## EXERCISE DIRECTIONS
Reproduce verbatim the lines of the records below, from the line containing "radio-checked-icon (38, 457, 54, 473)" through the line containing "radio-all-pages-label: 所有页面(A) (62, 458, 139, 474)", including both of those lines.

## ENTRIES PROVIDED
++++++++++
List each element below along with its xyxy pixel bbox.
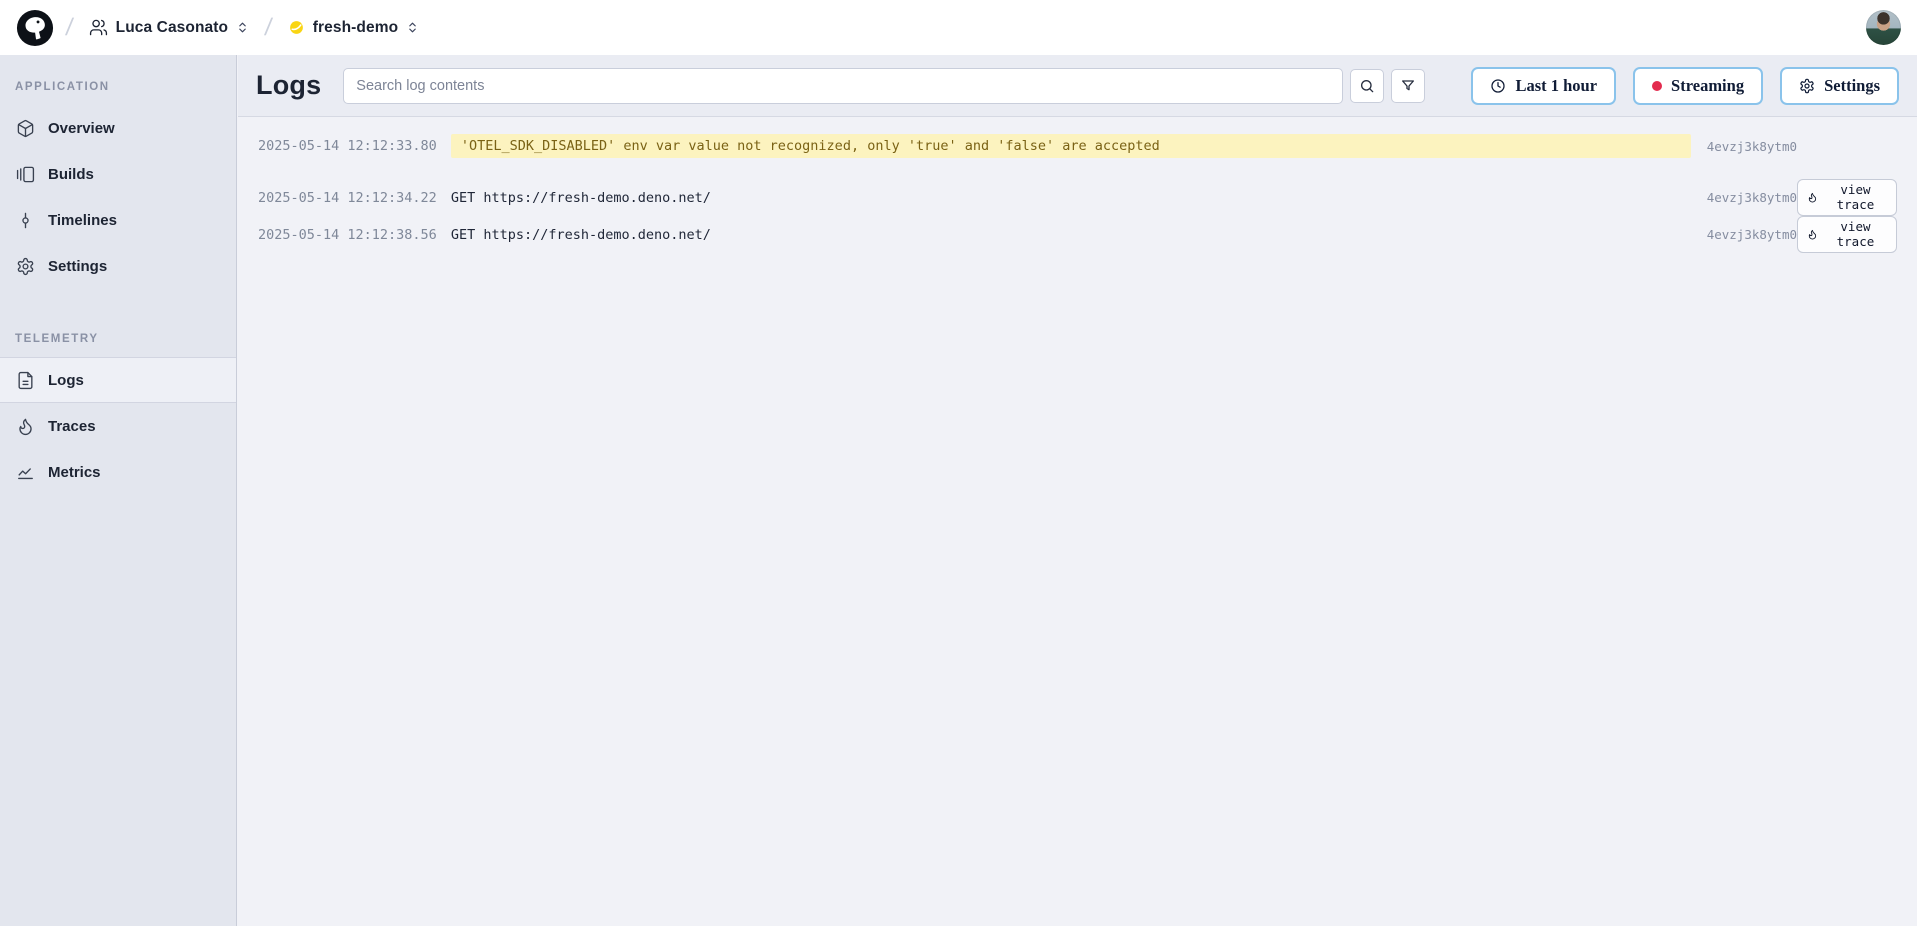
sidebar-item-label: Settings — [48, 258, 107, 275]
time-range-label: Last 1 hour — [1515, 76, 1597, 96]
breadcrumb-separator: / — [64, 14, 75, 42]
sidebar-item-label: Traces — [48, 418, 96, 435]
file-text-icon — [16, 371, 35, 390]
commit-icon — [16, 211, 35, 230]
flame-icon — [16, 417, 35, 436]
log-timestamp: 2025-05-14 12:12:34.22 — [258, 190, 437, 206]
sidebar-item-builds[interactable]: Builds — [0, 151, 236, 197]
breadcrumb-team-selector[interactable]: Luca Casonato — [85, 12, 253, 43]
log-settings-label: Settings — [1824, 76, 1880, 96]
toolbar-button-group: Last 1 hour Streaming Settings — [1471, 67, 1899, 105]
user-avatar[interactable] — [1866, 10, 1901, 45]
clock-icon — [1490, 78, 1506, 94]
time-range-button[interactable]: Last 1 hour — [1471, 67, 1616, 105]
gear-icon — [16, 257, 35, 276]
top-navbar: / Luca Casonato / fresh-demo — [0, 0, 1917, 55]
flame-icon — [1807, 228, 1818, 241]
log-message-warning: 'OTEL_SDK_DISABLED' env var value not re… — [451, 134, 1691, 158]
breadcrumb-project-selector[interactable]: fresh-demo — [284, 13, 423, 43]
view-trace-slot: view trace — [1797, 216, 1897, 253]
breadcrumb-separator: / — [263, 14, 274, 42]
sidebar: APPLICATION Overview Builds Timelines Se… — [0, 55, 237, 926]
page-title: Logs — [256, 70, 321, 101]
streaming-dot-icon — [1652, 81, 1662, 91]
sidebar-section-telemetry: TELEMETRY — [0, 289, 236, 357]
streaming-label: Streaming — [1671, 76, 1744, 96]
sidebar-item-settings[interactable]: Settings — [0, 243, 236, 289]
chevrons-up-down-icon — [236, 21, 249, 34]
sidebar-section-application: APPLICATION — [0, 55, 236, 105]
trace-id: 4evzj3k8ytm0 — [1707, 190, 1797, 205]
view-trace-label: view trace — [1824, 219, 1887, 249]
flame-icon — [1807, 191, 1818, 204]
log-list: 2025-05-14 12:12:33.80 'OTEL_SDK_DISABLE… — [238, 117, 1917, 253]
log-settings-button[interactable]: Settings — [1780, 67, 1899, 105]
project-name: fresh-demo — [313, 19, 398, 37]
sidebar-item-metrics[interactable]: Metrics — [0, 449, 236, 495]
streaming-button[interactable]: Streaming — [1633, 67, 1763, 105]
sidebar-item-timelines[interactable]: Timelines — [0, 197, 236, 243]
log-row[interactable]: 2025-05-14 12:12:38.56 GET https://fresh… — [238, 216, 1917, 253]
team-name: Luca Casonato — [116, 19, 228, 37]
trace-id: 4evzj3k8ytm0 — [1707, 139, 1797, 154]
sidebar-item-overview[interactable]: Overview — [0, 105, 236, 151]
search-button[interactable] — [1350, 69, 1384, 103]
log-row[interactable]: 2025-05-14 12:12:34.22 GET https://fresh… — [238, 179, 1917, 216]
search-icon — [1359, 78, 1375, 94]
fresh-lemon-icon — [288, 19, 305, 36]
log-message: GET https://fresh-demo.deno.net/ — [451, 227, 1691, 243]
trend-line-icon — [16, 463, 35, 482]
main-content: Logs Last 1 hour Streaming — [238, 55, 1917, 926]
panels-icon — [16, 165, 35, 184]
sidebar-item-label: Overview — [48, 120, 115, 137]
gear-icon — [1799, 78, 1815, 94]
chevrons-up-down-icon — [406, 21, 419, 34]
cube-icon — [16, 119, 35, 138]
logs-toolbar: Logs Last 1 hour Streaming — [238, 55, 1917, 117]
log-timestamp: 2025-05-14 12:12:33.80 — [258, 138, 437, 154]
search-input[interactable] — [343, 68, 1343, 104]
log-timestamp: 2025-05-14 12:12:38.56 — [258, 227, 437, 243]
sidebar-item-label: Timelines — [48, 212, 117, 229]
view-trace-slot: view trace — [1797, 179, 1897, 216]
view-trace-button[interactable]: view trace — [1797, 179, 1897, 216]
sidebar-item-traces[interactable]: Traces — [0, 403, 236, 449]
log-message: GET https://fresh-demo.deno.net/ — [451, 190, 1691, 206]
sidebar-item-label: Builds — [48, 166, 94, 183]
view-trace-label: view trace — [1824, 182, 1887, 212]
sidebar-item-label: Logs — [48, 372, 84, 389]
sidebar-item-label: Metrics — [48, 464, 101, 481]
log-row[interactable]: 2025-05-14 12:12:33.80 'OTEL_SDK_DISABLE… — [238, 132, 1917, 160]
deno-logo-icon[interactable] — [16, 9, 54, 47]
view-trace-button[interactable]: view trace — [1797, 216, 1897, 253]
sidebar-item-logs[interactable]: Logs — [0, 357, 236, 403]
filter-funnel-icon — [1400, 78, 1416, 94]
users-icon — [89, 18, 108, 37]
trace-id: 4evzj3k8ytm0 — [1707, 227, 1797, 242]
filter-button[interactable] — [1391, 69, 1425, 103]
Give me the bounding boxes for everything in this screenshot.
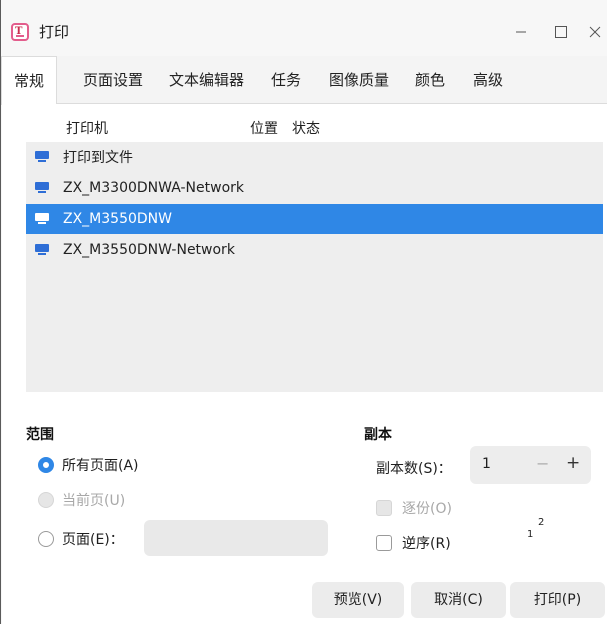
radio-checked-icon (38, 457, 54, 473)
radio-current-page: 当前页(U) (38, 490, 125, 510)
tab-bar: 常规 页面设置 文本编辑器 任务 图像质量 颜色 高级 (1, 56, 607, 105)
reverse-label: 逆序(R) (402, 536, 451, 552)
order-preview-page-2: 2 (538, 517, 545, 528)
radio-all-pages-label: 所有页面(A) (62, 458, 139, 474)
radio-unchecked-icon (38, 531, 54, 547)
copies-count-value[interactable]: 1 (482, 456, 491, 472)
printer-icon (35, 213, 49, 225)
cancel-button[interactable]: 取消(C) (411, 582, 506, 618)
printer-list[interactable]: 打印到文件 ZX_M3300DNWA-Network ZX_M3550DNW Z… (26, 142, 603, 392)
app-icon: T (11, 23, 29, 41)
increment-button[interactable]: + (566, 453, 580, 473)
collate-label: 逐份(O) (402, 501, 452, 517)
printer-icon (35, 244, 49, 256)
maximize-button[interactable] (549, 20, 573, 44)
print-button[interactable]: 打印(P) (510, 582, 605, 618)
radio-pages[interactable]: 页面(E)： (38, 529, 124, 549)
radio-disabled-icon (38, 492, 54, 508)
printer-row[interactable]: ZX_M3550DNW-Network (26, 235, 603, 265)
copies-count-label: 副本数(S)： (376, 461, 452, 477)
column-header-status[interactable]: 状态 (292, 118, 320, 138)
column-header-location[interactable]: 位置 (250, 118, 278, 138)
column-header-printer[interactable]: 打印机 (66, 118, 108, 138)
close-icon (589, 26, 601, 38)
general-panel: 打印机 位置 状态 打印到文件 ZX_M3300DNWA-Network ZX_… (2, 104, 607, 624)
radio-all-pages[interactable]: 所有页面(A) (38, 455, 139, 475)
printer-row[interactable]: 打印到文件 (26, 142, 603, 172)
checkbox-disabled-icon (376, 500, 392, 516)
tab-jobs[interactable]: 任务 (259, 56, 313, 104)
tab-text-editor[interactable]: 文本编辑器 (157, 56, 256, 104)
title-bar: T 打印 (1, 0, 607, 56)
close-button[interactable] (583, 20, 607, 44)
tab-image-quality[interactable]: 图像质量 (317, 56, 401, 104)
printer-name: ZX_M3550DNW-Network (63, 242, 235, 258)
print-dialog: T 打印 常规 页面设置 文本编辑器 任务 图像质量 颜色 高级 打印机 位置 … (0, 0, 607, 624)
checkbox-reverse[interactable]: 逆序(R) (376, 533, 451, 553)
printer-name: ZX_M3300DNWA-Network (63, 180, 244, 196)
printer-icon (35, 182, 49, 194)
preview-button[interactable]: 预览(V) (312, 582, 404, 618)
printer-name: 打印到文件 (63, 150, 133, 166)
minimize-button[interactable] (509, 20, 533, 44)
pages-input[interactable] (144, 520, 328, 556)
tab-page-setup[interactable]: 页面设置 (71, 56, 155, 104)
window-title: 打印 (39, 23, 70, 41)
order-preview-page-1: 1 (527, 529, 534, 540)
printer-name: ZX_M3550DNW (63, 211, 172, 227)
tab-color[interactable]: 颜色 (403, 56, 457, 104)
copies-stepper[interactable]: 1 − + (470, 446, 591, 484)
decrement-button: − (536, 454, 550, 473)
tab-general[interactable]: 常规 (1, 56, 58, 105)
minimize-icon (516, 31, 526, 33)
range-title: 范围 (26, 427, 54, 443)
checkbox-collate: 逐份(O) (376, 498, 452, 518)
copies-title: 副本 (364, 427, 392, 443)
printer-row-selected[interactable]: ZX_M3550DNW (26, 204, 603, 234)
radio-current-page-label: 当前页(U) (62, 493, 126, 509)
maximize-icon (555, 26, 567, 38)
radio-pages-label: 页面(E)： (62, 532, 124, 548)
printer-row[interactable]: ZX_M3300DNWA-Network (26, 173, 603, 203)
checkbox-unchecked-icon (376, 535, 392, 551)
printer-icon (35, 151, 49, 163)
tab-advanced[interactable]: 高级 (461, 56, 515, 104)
++++++++++
## IN RESPONSE
radio-checked-icon (38, 457, 54, 473)
radio-current-page: 当前页(U) (38, 490, 125, 510)
tab-bar: 常规 页面设置 文本编辑器 任务 图像质量 颜色 高级 (1, 56, 607, 105)
reverse-label: 逆序(R) (402, 536, 451, 552)
order-preview-page-2: 2 (538, 517, 545, 528)
radio-all-pages-label: 所有页面(A) (62, 458, 139, 474)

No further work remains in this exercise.